Jessica Yadegaran is a wine writer for the Bay Area News Group and wine educator. Read her blog at www.ibabuzz.com/corkheads or visit her Web site at theswirlgirl.com.

Original post by default@goarticles.com (Mario OReilly)

Book Review: House of Mondavi by Julia Flynn Siler

Tuesday, April 15th, 2008

house_of_mondavi.jpgReview by W. Blake Gray.

Carlo Rossi was a real person: a relative of Ernest and Julio Gallo. In the 1970s, the Gallos launched a new jug wine and decided “Carlo Rossi” (though he actually went by “Charlie.”) had the right ring to it. Now he’s famous and synonymous with cheap wine. This is not a bad thing: songs and even a band have been named after him. And people who buy Carlo Rossi wine do not turn up their noses at it — it’s bringing pleasure into their lives.

It seems that Robert Mondavi may be headed down the same path of immortality on a pedestal made of low-budget wine.

As recently as the mid-1990s, the name Robert Mondavi stood for quality and extravagance. It represented spare-no-expense winemaking and a corporate culture that respected pleasure as a worthwhile goal.

But now, the most commonly encountered wines with Robert Mondavi’s name on the label are the Private Selection line, generically produced wines found in drugstores and low-rent bodegas on several continents. Robert Mondavi — the first living inductee to the Vintners′ Hall of Fame, and the most important Napa County resident of the 20th century — is becoming Carlo Rossi in his own lifetime.

How did this happen? With stellar reporting and clear, enjoyable writing Julia Flynn Siler of the Wall Street Journal describes the long rise and sharp descent of California’s most iconic vintner in The House of Mondavi: The Rise and Fall of an American Wine Dynasty.

Siler took a long leave of absence to work on this book, and her research is simply outstanding. She captures the scope of Mondavi’s story, which amounts to King Lear in wine country.

Siler particularly excels at bringing back to life Robert’s parents, Cesare and Rosa. Reading the book, you can feel Cesare’s firm handshake, and you can smell the pasta sauce bubbling in Rosa’s kitchen. But you can equally feel the sadness when, over disagreements about how to run the family winery, Robert is essentially kicked out of the family.

For people of my generation the most memorable Mondavi family tragedy occurred in 2004, when the company’s board of directors forced the sale of the winery to Constellation Brands, eliminating the family’s connection altogether. Robert Mondavi spent his entire life trying to build an inheritable estate on par with the great chateaus of France, but now the family doesn’t even own his name.

But the true Mondavi family tragedy happened in the 1960s, and Siler captures both the details of the events and their deep emotional impact. Robert and his younger brother Peter had long fought over the direction of Charles Krug winery, which Robert had urged their father to buy. After their protracted conflict came to blows, Robert was banished from the company. Eventually he sued his own family and won, forcing Charles Krug into difficult financial times that took Peter’s side of the family 25 years to recover from.

Siler nicely evokes the personal details of the family squabble, like the tensions in Rosa’s kitchen. Being from the Journal, she also understands the financial aspects of the feud, explaining the resulting trial in interesting detail.

-------

TASK INSTRUCTIONS » In the book review above, condense the paragraph beginning "But the true Mondavi family tragedy" into two sentences that keep its main facts.

-------

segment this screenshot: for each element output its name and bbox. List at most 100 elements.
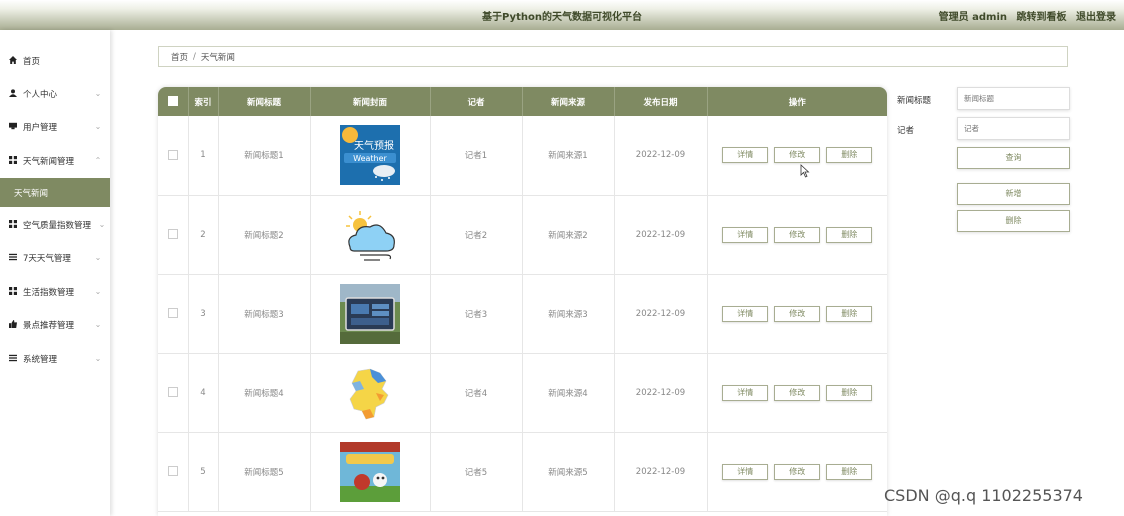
chevron-down-icon: ⌄ [98, 220, 106, 229]
sidebar-item-system[interactable]: 系统管理 ⌄ [0, 344, 110, 373]
cover-cell: 天气预报 Weather [310, 116, 431, 196]
date-cell: 2022-12-09 [614, 274, 708, 354]
list-icon [8, 253, 18, 263]
delete-button[interactable]: 删除 [826, 384, 873, 401]
cover-cell [310, 353, 431, 433]
title-search-label: 新闻标题 [897, 96, 932, 106]
row-checkbox[interactable] [167, 150, 178, 160]
mouse-cursor-icon [800, 164, 810, 178]
actions-cell: 详情 修改 删除 [707, 195, 887, 275]
sidebar-item-air-quality[interactable]: 空气质量指数管理 ⌄ [0, 210, 110, 239]
dashboard-link[interactable]: 跳转到看板 [1017, 12, 1067, 23]
actions-cell: 详情 修改 删除 [707, 353, 887, 433]
date-cell: 2022-12-09 [614, 116, 708, 196]
sidebar-item-label: 景点推荐管理 [23, 320, 75, 331]
row-select-cell [158, 195, 189, 275]
sidebar-item-label: 7天天气管理 [23, 253, 71, 264]
sidebar-item-label: 天气新闻 [14, 188, 49, 199]
title-cell: 新闻标题2 [218, 195, 311, 275]
detail-button[interactable]: 详情 [722, 226, 769, 243]
column-header: 新闻封面 [310, 87, 431, 116]
title-cell: 新闻标题1 [218, 116, 311, 196]
table-header-row: 索引 新闻标题 新闻封面 记者 新闻来源 发布日期 操作 [158, 87, 887, 116]
select-all-cell [158, 87, 189, 116]
row-checkbox[interactable] [167, 308, 178, 319]
edit-button[interactable]: 修改 [774, 226, 821, 243]
sidebar-item-profile[interactable]: 个人中心 ⌄ [0, 79, 110, 108]
weather-map-cover-image[interactable] [340, 362, 400, 423]
breadcrumb: 首页 / 天气新闻 [158, 46, 1068, 67]
index-cell: 2 [188, 195, 219, 275]
delete-button[interactable]: 删除 [826, 226, 873, 243]
delete-button[interactable]: 删除 [826, 147, 873, 164]
weather-forecast-cover-image[interactable]: 天气预报 Weather [340, 125, 400, 186]
sidebar-item-attractions[interactable]: 景点推荐管理 ⌄ [0, 310, 110, 339]
user-label: 管理员 admin [938, 12, 1008, 23]
query-button[interactable]: 查询 [957, 147, 1070, 169]
detail-button[interactable]: 详情 [722, 147, 769, 164]
sidebar-item-label: 系统管理 [23, 354, 58, 365]
date-cell: 2022-12-09 [614, 353, 708, 433]
logout-link[interactable]: 退出登录 [1076, 12, 1116, 23]
reporter-search-input[interactable] [957, 117, 1070, 140]
sidebar-item-home[interactable]: 首页 [0, 46, 110, 75]
cartoon-weather-cover-image[interactable] [340, 441, 400, 502]
delete-button[interactable]: 删除 [826, 305, 873, 322]
chevron-down-icon: ⌄ [94, 253, 102, 262]
sidebar-item-label: 首页 [23, 56, 41, 67]
thumb-up-icon [8, 319, 18, 330]
delete-button[interactable]: 删除 [826, 463, 873, 480]
row-select-cell [158, 274, 189, 354]
sidebar-item-news-manage[interactable]: 天气新闻管理 ⌃ [0, 146, 110, 175]
table-row: 1 新闻标题1 天气预报 Weather 记者1 新闻来源1 2022-12-0… [158, 116, 887, 196]
source-cell: 新闻来源4 [522, 353, 615, 433]
home-icon [8, 55, 18, 66]
edit-button[interactable]: 修改 [774, 463, 821, 480]
sidebar-item-label: 用户管理 [23, 122, 58, 133]
table-row: 2 新闻标题2 记者2 新闻来源2 2022-12-09 详情 修改 删除 [158, 195, 887, 275]
add-button[interactable]: 新增 [957, 183, 1070, 205]
chevron-down-icon: ⌄ [94, 89, 102, 98]
detail-button[interactable]: 详情 [722, 384, 769, 401]
table-row: 5 新闻标题5 记者5 新闻来源5 2022-12-09 详情 修改 删除 [158, 432, 887, 512]
sidebar-item-users[interactable]: 用户管理 ⌄ [0, 112, 110, 141]
date-cell: 2022-12-09 [614, 195, 708, 275]
select-all-checkbox[interactable] [167, 96, 178, 107]
title-cell: 新闻标题4 [218, 353, 311, 433]
grid-icon [8, 219, 18, 230]
row-checkbox[interactable] [167, 387, 178, 398]
row-checkbox[interactable] [167, 466, 178, 477]
index-cell: 1 [188, 116, 219, 196]
top-right-links: 管理员 admin 跳转到看板 退出登录 [939, 8, 1116, 23]
column-header: 新闻标题 [218, 87, 311, 116]
sidebar-item-label: 空气质量指数管理 [23, 220, 92, 231]
reporter-cell: 记者4 [430, 353, 523, 433]
reporter-cell: 记者1 [430, 116, 523, 196]
edit-button[interactable]: 修改 [774, 384, 821, 401]
cover-cell [310, 432, 431, 512]
source-cell: 新闻来源1 [522, 116, 615, 196]
sidebar-item-weather-news[interactable]: 天气新闻 [0, 178, 110, 207]
actions-cell: 详情 修改 删除 [707, 116, 887, 196]
edit-button[interactable]: 修改 [774, 305, 821, 322]
weather-station-cover-image[interactable] [340, 283, 400, 344]
csdn-watermark: CSDN @q.q 1102255374 [884, 486, 1083, 505]
detail-button[interactable]: 详情 [722, 463, 769, 480]
reporter-cell: 记者2 [430, 195, 523, 275]
sidebar-item-life-index[interactable]: 生活指数管理 ⌄ [0, 277, 110, 306]
title-search-input[interactable] [957, 87, 1070, 110]
breadcrumb-home[interactable]: 首页 [171, 51, 188, 63]
batch-delete-button[interactable]: 删除 [957, 210, 1070, 232]
title-cell: 新闻标题3 [218, 274, 311, 354]
sidebar-item-7day-weather[interactable]: 7天天气管理 ⌄ [0, 243, 110, 272]
row-checkbox[interactable] [167, 229, 178, 240]
column-header: 索引 [188, 87, 219, 116]
edit-button[interactable]: 修改 [774, 147, 821, 164]
row-select-cell [158, 432, 189, 512]
cloud-sun-cover-image[interactable] [340, 204, 400, 265]
index-cell: 3 [188, 274, 219, 354]
column-header: 记者 [430, 87, 523, 116]
id-card-icon [8, 122, 18, 132]
breadcrumb-current: 天气新闻 [200, 52, 235, 63]
detail-button[interactable]: 详情 [722, 305, 769, 322]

-------

TASK ANSWER » The true Mondavi family tragedy came in the 1960s, when Robert and his younger brother Peter, after long fighting over the direction of the Charles Krug winery that Robert had urged their father to buy, came to blows and Robert was banished from the company, events whose details and emotional impact Siler captures. Robert eventually sued his family and won, forcing Charles Krug into difficult financial times that took Peter's side of the family 25 years to recover from.